▸ **REQUIRED TASK**
Write out each line from the data below that includes the word "near".

— start of AVAILABLE DATA —

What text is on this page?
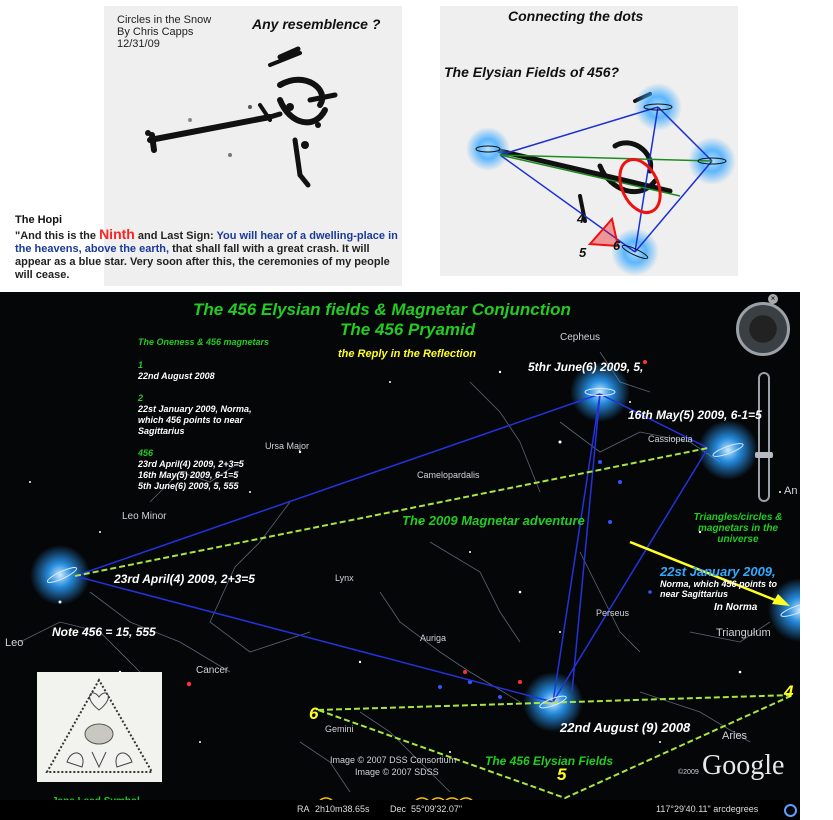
Circles in the Snow
By Chris Capps
12/31/09
Any resemblence ?
The Hopi
"And this is the Ninth and Last Sign: You will hear of a dwelling-place in the heavens, above the earth, that shall fall with a great crash. It will appear as a blue star. Very soon after this, the ceremonies of my people will cease.
Connecting the dots
The Elysian Fields of 456?
4
5 6
×
The 456 Elysian fields & Magnetar Conjunction
The 456 Pryamid
the Reply in the Reflection
The Oneness & 456 magnetars
1
22nd August 2008
2
22st January 2009, Norma,
which 456 points to near
Sagittarius
456
23rd April(4) 2009, 2+3=5
16th May(5) 2009, 6-1=5
5th June(6) 2009, 5, 555
5thr June(6) 2009, 5,
16th May(5) 2009, 6-1=5
23rd April(4) 2009, 2+3=5
22nd August (9) 2008
22st January 2009,
Norma, which 456 points to
near Sagittarius
In Norma
The 2009 Magnetar adventure	Triangles/circles & magnetars in the universe
Note 456 = 15, 555
The 456 Elysian Fields
4
5
6
Cepheus
Cassiopeia
Ursa Major
Camelopardalis
Leo Minor
Lynx
Perseus
Auriga
Cancer
Leo
Gemini
Triangulum
Aries
An
Image © 2007 DSS Consortium
Image © 2007 SDSS	©2009 Google
RA 2h10m38.65s Dec 55°09'32.07"	117°29'40.11" arcdegrees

— end of AVAILABLE DATA —

▸ **EXPECTED ANSWER**
which 456 points to near
near Sagittarius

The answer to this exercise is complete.